**SET EXERCISE**
Select the lines that hold the word "image" and copy each one.

**INPUT FOR THIS TASK**
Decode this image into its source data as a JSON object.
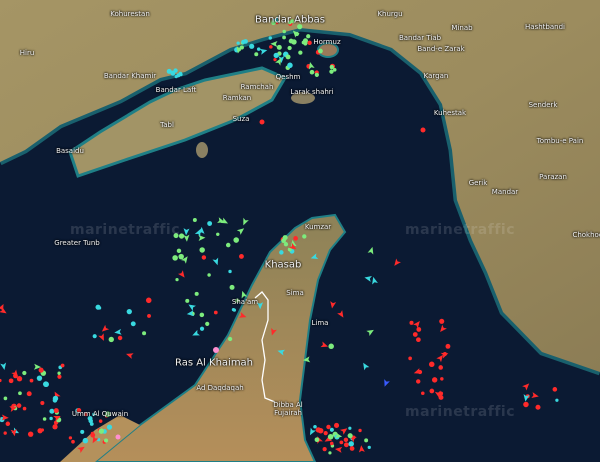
{
  "map": {
    "watermark": "marinetraffic",
    "colors": {
      "sea": "#0b1a33",
      "land": "#9a8a5c",
      "shallow": "#1f7f86",
      "cargo_vessel": "#7dec7d",
      "tanker_vessel": "#ff2a2a",
      "tug_special": "#39d9e0",
      "passenger": "#ff8fd0",
      "fishing": "#3a5bff",
      "border": "#ffffff"
    },
    "places": [
      {
        "id": "kohurestan",
        "name": "Kohurestan"
      },
      {
        "id": "bandar-abbas",
        "name": "Bandar Abbas"
      },
      {
        "id": "khurgu",
        "name": "Khurgu"
      },
      {
        "id": "minab",
        "name": "Minab"
      },
      {
        "id": "hashtbandi",
        "name": "Hashtbandi"
      },
      {
        "id": "hiru",
        "name": "Hiru"
      },
      {
        "id": "hormuz",
        "name": "Hormuz"
      },
      {
        "id": "bandar-tiab",
        "name": "Bandar Tiab"
      },
      {
        "id": "band-e-zarak",
        "name": "Band-e Zarak"
      },
      {
        "id": "bandar-khamir",
        "name": "Bandar Khamir"
      },
      {
        "id": "qeshm",
        "name": "Qeshm"
      },
      {
        "id": "kargan",
        "name": "Kargan"
      },
      {
        "id": "bandar-laft",
        "name": "Bandar Laft"
      },
      {
        "id": "ramchah",
        "name": "Ramchah"
      },
      {
        "id": "larak-shahri",
        "name": "Larak shahri"
      },
      {
        "id": "ramkan",
        "name": "Ramkan"
      },
      {
        "id": "senderk",
        "name": "Senderk"
      },
      {
        "id": "tabl",
        "name": "Tabl"
      },
      {
        "id": "suza",
        "name": "Suza"
      },
      {
        "id": "kuhestak",
        "name": "Kuhestak"
      },
      {
        "id": "basaidu",
        "name": "Basaidu"
      },
      {
        "id": "tombu-e-pain",
        "name": "Tombu-e Pain"
      },
      {
        "id": "jask-area",
        "name": "Gerik"
      },
      {
        "id": "mandar",
        "name": "Mandar"
      },
      {
        "id": "parazan",
        "name": "Parazan"
      },
      {
        "id": "greater-tunb",
        "name": "Greater Tunb"
      },
      {
        "id": "kumzar",
        "name": "Kumzar"
      },
      {
        "id": "chokhoon",
        "name": "Chokhoon"
      },
      {
        "id": "khasab",
        "name": "Khasab"
      },
      {
        "id": "sima",
        "name": "Sima"
      },
      {
        "id": "shaam",
        "name": "Sha'am"
      },
      {
        "id": "lima",
        "name": "Lima"
      },
      {
        "id": "ras-al-khaimah",
        "name": "Ras Al Khaimah"
      },
      {
        "id": "ad-daqdaqah",
        "name": "Ad Daqdaqah"
      },
      {
        "id": "dibba",
        "name": "Dibba Al Fujairah"
      },
      {
        "id": "umm-al-quwain",
        "name": "Umm Al Quwain"
      }
    ]
  }
}
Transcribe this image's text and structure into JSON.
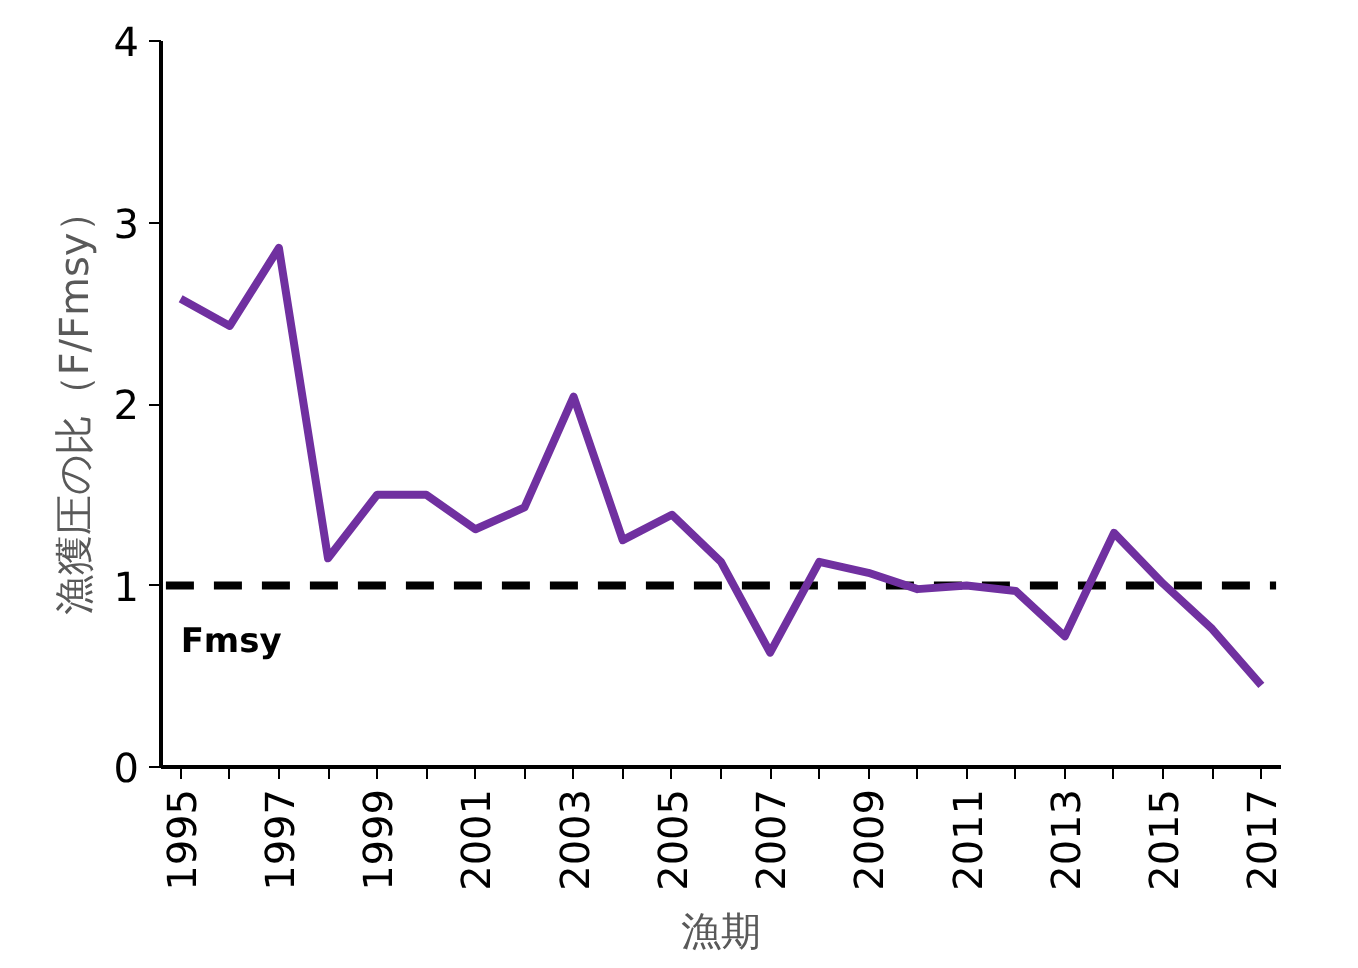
{
  "chart_data": {
    "type": "line",
    "xlabel": "漁期",
    "ylabel": "漁獲圧の比（F/Fmsy）",
    "x": [
      1995,
      1996,
      1997,
      1998,
      1999,
      2000,
      2001,
      2002,
      2003,
      2004,
      2005,
      2006,
      2007,
      2008,
      2009,
      2010,
      2011,
      2012,
      2013,
      2014,
      2015,
      2016,
      2017
    ],
    "series": [
      {
        "color": "#7030a0",
        "values": [
          2.58,
          2.43,
          2.86,
          1.15,
          1.5,
          1.5,
          1.31,
          1.43,
          2.04,
          1.25,
          1.39,
          1.13,
          0.63,
          1.13,
          1.07,
          0.98,
          1.0,
          0.97,
          0.72,
          1.29,
          1.01,
          0.76,
          0.45
        ]
      }
    ],
    "xlim": [
      1994.6,
      2017.4
    ],
    "ylim": [
      0,
      4
    ],
    "yticks": [
      0,
      1,
      2,
      3,
      4
    ],
    "xticks": [
      1995,
      {
        "value": 1996,
        "label": null
      },
      1997,
      {
        "value": 1998,
        "label": null
      },
      1999,
      {
        "value": 2000,
        "label": null
      },
      2001,
      {
        "value": 2002,
        "label": null
      },
      2003,
      {
        "value": 2004,
        "label": null
      },
      2005,
      {
        "value": 2006,
        "label": null
      },
      2007,
      {
        "value": 2008,
        "label": null
      },
      2009,
      {
        "value": 2010,
        "label": null
      },
      2011,
      {
        "value": 2012,
        "label": null
      },
      2013,
      {
        "value": 2014,
        "label": null
      },
      2015,
      {
        "value": 2016,
        "label": null
      },
      2017
    ],
    "ref_lines": [
      {
        "axis": "y",
        "value": 1,
        "label": "Fmsy",
        "color": "#000000",
        "line_style": "dashed"
      }
    ],
    "grid": false,
    "marker": "none",
    "line_style": "solid"
  }
}
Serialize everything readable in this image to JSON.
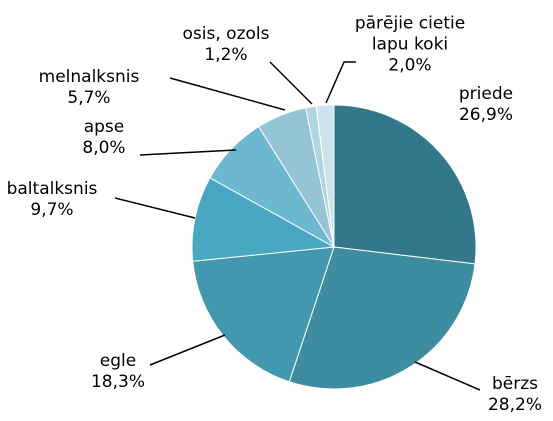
{
  "chart_data": {
    "type": "pie",
    "categories": [
      "priede",
      "bērzs",
      "egle",
      "baltalksnis",
      "apse",
      "melnalksnis",
      "osis, ozols",
      "pārējie cietie lapu koki"
    ],
    "values": [
      26.9,
      28.2,
      18.3,
      9.7,
      8.0,
      5.7,
      1.2,
      2.0
    ],
    "value_labels": [
      "26,9%",
      "28,2%",
      "18,3%",
      "9,7%",
      "8,0%",
      "5,7%",
      "1,2%",
      "2,0%"
    ],
    "colors": [
      "#33788a",
      "#3d8ca0",
      "#4299af",
      "#4aa7c2",
      "#6cb8cf",
      "#95c4d6",
      "#b0d4e2",
      "#cde3ec"
    ]
  }
}
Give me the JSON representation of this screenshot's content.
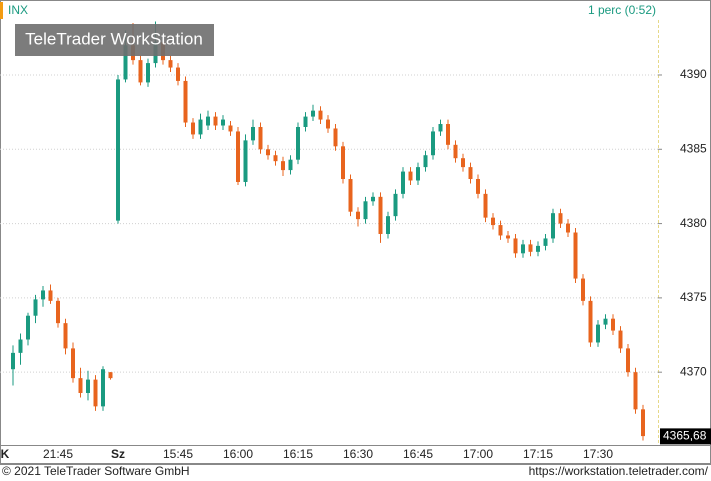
{
  "chart_data": {
    "type": "candlestick",
    "title": "INX",
    "interval": "1 perc (0:52)",
    "watermark": "TeleTrader WorkStation",
    "footer_left": "© 2021 TeleTrader Software GmbH",
    "footer_right": "https://workstation.teletrader.com/",
    "up_color": "#1a9a80",
    "down_color": "#e8641e",
    "ylim": [
      4365.1,
      4393.7
    ],
    "yticks": [
      4370,
      4375,
      4380,
      4385,
      4390
    ],
    "grid": true,
    "last_price": {
      "value": 4365.68,
      "label": "4365,68"
    },
    "categories": [
      "K",
      null,
      null,
      null,
      null,
      null,
      "21:45",
      null,
      null,
      null,
      null,
      null,
      null,
      null,
      "Sz",
      null,
      null,
      null,
      null,
      null,
      null,
      null,
      "15:45",
      null,
      null,
      null,
      null,
      null,
      null,
      null,
      "16:00",
      null,
      null,
      null,
      null,
      null,
      null,
      null,
      "16:15",
      null,
      null,
      null,
      null,
      null,
      null,
      null,
      "16:30",
      null,
      null,
      null,
      null,
      null,
      null,
      null,
      "16:45",
      null,
      null,
      null,
      null,
      null,
      null,
      null,
      "17:00",
      null,
      null,
      null,
      null,
      null,
      null,
      null,
      "17:15",
      null,
      null,
      null,
      null,
      null,
      null,
      null,
      "17:30",
      null,
      null,
      null,
      null,
      null,
      null
    ],
    "open": [
      4370.2,
      4371.3,
      4372.2,
      4373.8,
      4374.9,
      4375.5,
      4374.8,
      4373.3,
      4371.6,
      4369.6,
      4368.6,
      4369.5,
      4367.7,
      4370.0,
      4380.2,
      4389.7,
      4392.0,
      4391.0,
      4389.5,
      4390.8,
      4392.2,
      4391.0,
      4390.5,
      4389.6,
      4386.8,
      4386.0,
      4386.6,
      4387.2,
      4386.6,
      4386.6,
      4386.2,
      4382.8,
      4385.6,
      4386.5,
      4385.0,
      4384.6,
      4384.2,
      4383.6,
      4384.3,
      4386.5,
      4387.2,
      4387.6,
      4387.0,
      4386.4,
      4385.2,
      4383.0,
      4380.8,
      4380.3,
      4381.5,
      4381.8,
      4379.3,
      4380.5,
      4382.0,
      4383.5,
      4382.9,
      4383.8,
      4384.6,
      4386.2,
      4386.7,
      4385.3,
      4384.4,
      4383.8,
      4383.0,
      4382.0,
      4380.4,
      4379.9,
      4379.2,
      4379.0,
      4378.0,
      4378.6,
      4378.1,
      4378.5,
      4379.0,
      4380.7,
      4380.0,
      4379.4,
      4376.3,
      4374.8,
      4372.0,
      4373.2,
      4373.6,
      4372.8,
      4371.6,
      4370.0,
      4367.5
    ],
    "high": [
      4371.8,
      4372.6,
      4374.0,
      4375.2,
      4375.8,
      4375.9,
      4375.0,
      4373.6,
      4372.0,
      4370.3,
      4370.1,
      4369.8,
      4370.4,
      4370.0,
      4390.0,
      4393.0,
      4393.5,
      4391.3,
      4391.1,
      4393.6,
      4392.5,
      4391.3,
      4390.8,
      4389.9,
      4387.1,
      4387.4,
      4387.6,
      4387.5,
      4387.3,
      4386.9,
      4386.5,
      4386.0,
      4387.0,
      4386.8,
      4385.3,
      4384.9,
      4384.5,
      4384.6,
      4386.8,
      4387.5,
      4388.0,
      4387.9,
      4387.3,
      4386.7,
      4385.5,
      4383.3,
      4381.1,
      4381.8,
      4382.1,
      4382.1,
      4380.8,
      4382.3,
      4383.8,
      4383.8,
      4384.1,
      4384.9,
      4386.5,
      4387.0,
      4387.0,
      4385.6,
      4384.7,
      4384.1,
      4383.3,
      4382.3,
      4380.7,
      4380.2,
      4379.5,
      4379.3,
      4378.9,
      4378.9,
      4378.8,
      4379.3,
      4381.0,
      4381.0,
      4380.3,
      4379.7,
      4376.6,
      4375.1,
      4373.5,
      4373.9,
      4373.9,
      4373.1,
      4371.9,
      4370.3,
      4367.8
    ],
    "low": [
      4369.1,
      4370.5,
      4371.8,
      4373.3,
      4374.4,
      4374.6,
      4373.0,
      4371.2,
      4369.3,
      4368.3,
      4368.1,
      4367.4,
      4367.4,
      4369.5,
      4380.0,
      4389.5,
      4390.7,
      4389.3,
      4389.2,
      4390.5,
      4390.7,
      4390.2,
      4389.3,
      4386.5,
      4385.7,
      4385.7,
      4386.3,
      4386.3,
      4386.3,
      4385.9,
      4382.6,
      4382.5,
      4385.3,
      4384.7,
      4384.3,
      4383.9,
      4383.2,
      4383.3,
      4384.0,
      4386.2,
      4386.9,
      4386.7,
      4386.1,
      4384.9,
      4382.7,
      4380.5,
      4379.8,
      4380.0,
      4381.2,
      4378.7,
      4379.0,
      4380.2,
      4381.7,
      4382.6,
      4382.6,
      4383.5,
      4384.3,
      4385.9,
      4385.0,
      4384.1,
      4383.5,
      4382.7,
      4381.7,
      4380.1,
      4379.6,
      4378.9,
      4378.7,
      4377.7,
      4377.7,
      4377.8,
      4377.8,
      4378.2,
      4378.7,
      4379.7,
      4379.1,
      4376.0,
      4374.5,
      4371.7,
      4371.7,
      4372.9,
      4372.5,
      4371.3,
      4369.7,
      4367.2,
      4365.4
    ],
    "close": [
      4371.3,
      4372.2,
      4373.8,
      4374.9,
      4375.5,
      4374.8,
      4373.3,
      4371.6,
      4369.6,
      4368.6,
      4369.5,
      4367.7,
      4370.2,
      4369.6,
      4389.7,
      4392.0,
      4391.0,
      4389.5,
      4390.8,
      4392.2,
      4391.0,
      4390.5,
      4389.6,
      4386.8,
      4386.0,
      4387.0,
      4387.2,
      4386.6,
      4387.0,
      4386.2,
      4382.8,
      4385.6,
      4386.5,
      4385.0,
      4384.6,
      4384.2,
      4383.6,
      4384.3,
      4386.5,
      4387.2,
      4387.6,
      4387.0,
      4386.4,
      4385.2,
      4383.0,
      4380.8,
      4380.3,
      4381.5,
      4381.8,
      4379.3,
      4380.5,
      4382.0,
      4383.5,
      4382.9,
      4383.8,
      4384.6,
      4386.2,
      4386.7,
      4385.3,
      4384.4,
      4383.8,
      4383.0,
      4382.0,
      4380.4,
      4379.9,
      4379.2,
      4379.0,
      4378.0,
      4378.6,
      4378.1,
      4378.5,
      4379.0,
      4380.7,
      4380.0,
      4379.4,
      4376.3,
      4374.8,
      4372.0,
      4373.2,
      4373.6,
      4372.8,
      4371.6,
      4370.0,
      4367.5,
      4365.7
    ]
  }
}
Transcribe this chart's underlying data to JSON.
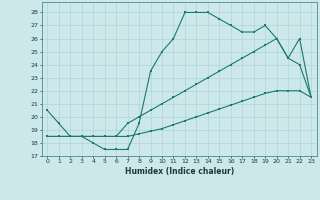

**SOLUTION**
Decode this image into its source data as a JSON object.
Transcribe this image's text and structure into JSON.
Serialize everything readable in this image to JSON.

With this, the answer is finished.